==== Material for the task

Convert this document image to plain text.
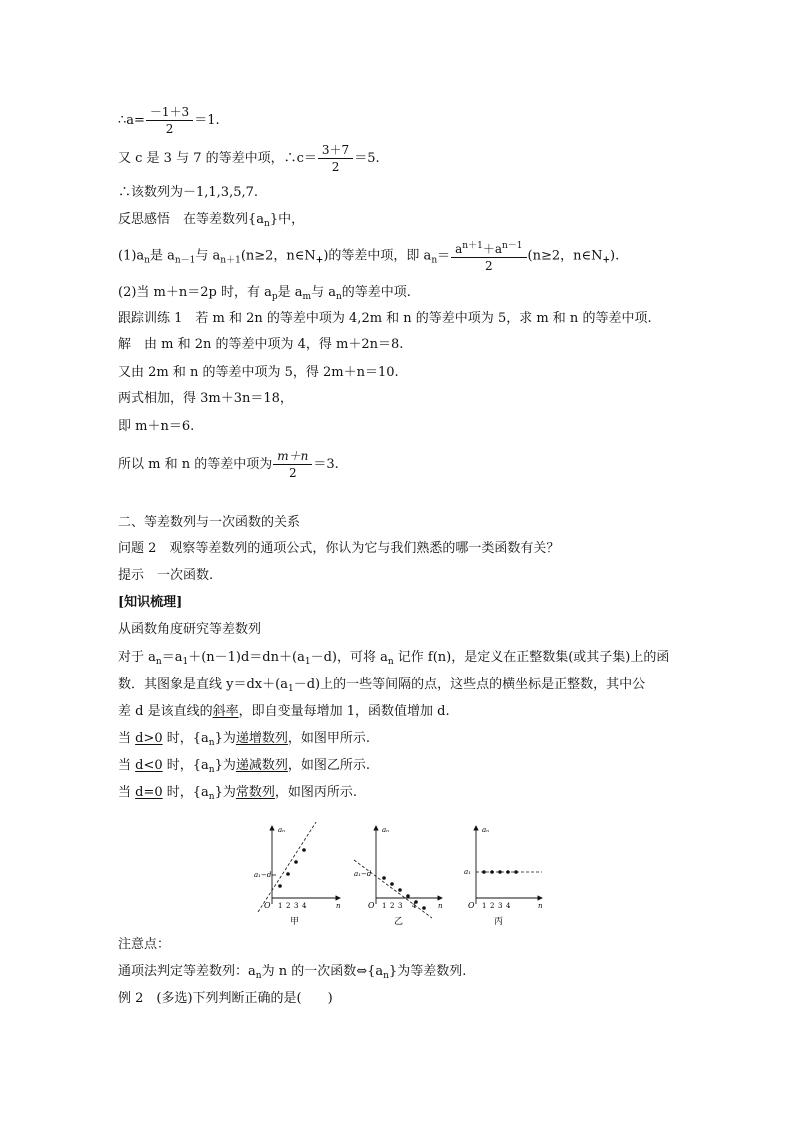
∴a= $\frac{-1+3}{2} =1$.
又 c 是 3 与 7 的等差中项，∴c＝ $\frac{3+7}{2} =5$.
∴该数列为－1,1,3,5,7.
反思感悟　在等差数列$\{a_n\}$中，
$(1)a_n$是 $a_{n-1}$与 $a_{n+1}(n\ge 2$，$n\in N_+$)的等差中项，即 $a_n= \frac{a^{n+1}+a^{n-1}}{2} (n\ge 2$，$n\in N_+$).
(2)当 m＋n＝2p 时，有 $a_p$是 $a_m$与 $a_n$的等差中项.
跟踪训练 1　若 m 和 2n 的等差中项为 4,2m 和 n 的等差中项为 5，求 m 和 n 的等差中项.
解　由 m 和 2n 的等差中项为 4，得 m＋2n＝8.
又由 2m 和 n 的等差中项为 5，得 2m＋n＝10.
两式相加，得 3m＋3n＝18，
即 m＋n＝6.
所以 m 和 n 的等差中项为 $\frac{m+n}{2} =3$.
二、等差数列与一次函数的关系
问题 2　观察等差数列的通项公式，你认为它与我们熟悉的哪一类函数有关？
提示　一次函数.
[知识梳理]
从函数角度研究等差数列
对于 $a_n=a_1+(n-1)d=dn+(a_1-d)$，可将 $a_n$ 记作 f(n)，是定义在正整数集(或其子集)上的函
数．其图象是直线 $y=dx+(a_1-d)$上的一些等间隔的点，这些点的横坐标是正整数，其中公
差 d 是该直线的斜率，即自变量每增加 1，函数值增加 d.
当 d>0 时，$\{a_n\}$为递增数列，如图甲所示.
当 d<0 时，$\{a_n\}$为递减数列，如图乙所示.
当 d=0 时，$\{a_n\}$为常数列，如图丙所示.
aₙ
a₁−d
O 1 2 3 4	n
甲
aₙ
a₁−d
O 1 2 3 4	n
乙
aₙ
a₁
O 1 2 3 4	n
丙
注意点：
通项法判定等差数列：$a_n$为 n 的一次函数$\Leftrightarrow\{a_n\}$为等差数列.
例 2　(多选)下列判断正确的是(　　)
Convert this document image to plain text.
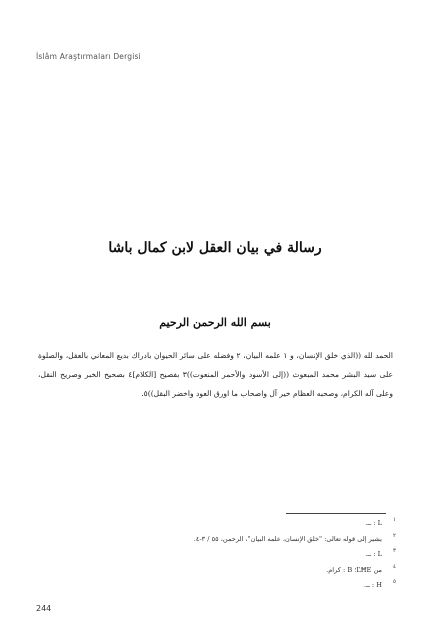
İslâm Araştırmaları Dergisi
رسالة في بيان العقل لابن كمال باشا
بسم الله الرحمن الرحيم

الحمد لله ((الذي خلق الإنسان، و ١ علمه البيان، ٢ وفضله على سائر الحيوان بادراك بديع المعاني بالعقل، والصلوة على سيد البشر محمد المبعوث ((إلى الأسود والأحمر المنعوت))٣ بفصيح [الكلام]٤ بصحيح الخبر وصريح النقل، وعلى آله الكرام، وصحبه العظام خير آل واصحاب ما اورق العود واخضر البقل))٥.

١
L : ــ.
٢
يشير إلى قوله تعالى: "خلق الإنسان، علمه البيان"، الرحمن، ٥٥ / ٣-٤.
٣
L : ــ.
٤
من ĽĦE؛ B : كرام.
٥
H : ــ.
244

========

**Stated goal**
Reproduce the material in its entirety and word for word, without the pictures.

**Exercise answer**
Convert this document image to plain text.
∴a= $\frac{-1+3}{2} =1$.
又 c 是 3 与 7 的等差中项，∴c＝ $\frac{3+7}{2} =5$.
∴该数列为－1,1,3,5,7.
反思感悟　在等差数列$\{a_n\}$中，
$(1)a_n$是 $a_{n-1}$与 $a_{n+1}(n\ge 2$，$n\in N_+$)的等差中项，即 $a_n= \frac{a^{n+1}+a^{n-1}}{2} (n\ge 2$，$n\in N_+$).
(2)当 m＋n＝2p 时，有 $a_p$是 $a_m$与 $a_n$的等差中项.
跟踪训练 1　若 m 和 2n 的等差中项为 4,2m 和 n 的等差中项为 5，求 m 和 n 的等差中项.
解　由 m 和 2n 的等差中项为 4，得 m＋2n＝8.
又由 2m 和 n 的等差中项为 5，得 2m＋n＝10.
两式相加，得 3m＋3n＝18，
即 m＋n＝6.
所以 m 和 n 的等差中项为 $\frac{m+n}{2} =3$.
二、等差数列与一次函数的关系
问题 2　观察等差数列的通项公式，你认为它与我们熟悉的哪一类函数有关？
提示　一次函数.
[知识梳理]
从函数角度研究等差数列
对于 $a_n=a_1+(n-1)d=dn+(a_1-d)$，可将 $a_n$ 记作 f(n)，是定义在正整数集(或其子集)上的函
数．其图象是直线 $y=dx+(a_1-d)$上的一些等间隔的点，这些点的横坐标是正整数，其中公
差 d 是该直线的斜率，即自变量每增加 1，函数值增加 d.
当 d>0 时，$\{a_n\}$为递增数列，如图甲所示.
当 d<0 时，$\{a_n\}$为递减数列，如图乙所示.
当 d=0 时，$\{a_n\}$为常数列，如图丙所示.
aₙ
a₁−d
O 1 2 3 4	n
甲
aₙ
a₁−d
O 1 2 3 4	n
乙
aₙ
a₁
O 1 2 3 4	n
丙
注意点：
通项法判定等差数列：$a_n$为 n 的一次函数$\Leftrightarrow\{a_n\}$为等差数列.
例 2　(多选)下列判断正确的是(　　)
Convert this document image to plain text.
İslâm Araştırmaları Dergisi
رسالة في بيان العقل لابن كمال باشا
بسم الله الرحمن الرحيم

الحمد لله ((الذي خلق الإنسان، و ١ علمه البيان، ٢ وفضله على سائر الحيوان بادراك بديع المعاني بالعقل، والصلوة على سيد البشر محمد المبعوث ((إلى الأسود والأحمر المنعوت))٣ بفصيح [الكلام]٤ بصحيح الخبر وصريح النقل، وعلى آله الكرام، وصحبه العظام خير آل واصحاب ما اورق العود واخضر البقل))٥.

١
L : ــ.
٢
يشير إلى قوله تعالى: "خلق الإنسان، علمه البيان"، الرحمن، ٥٥ / ٣-٤.
٣
L : ــ.
٤
من ĽĦE؛ B : كرام.
٥
H : ــ.
244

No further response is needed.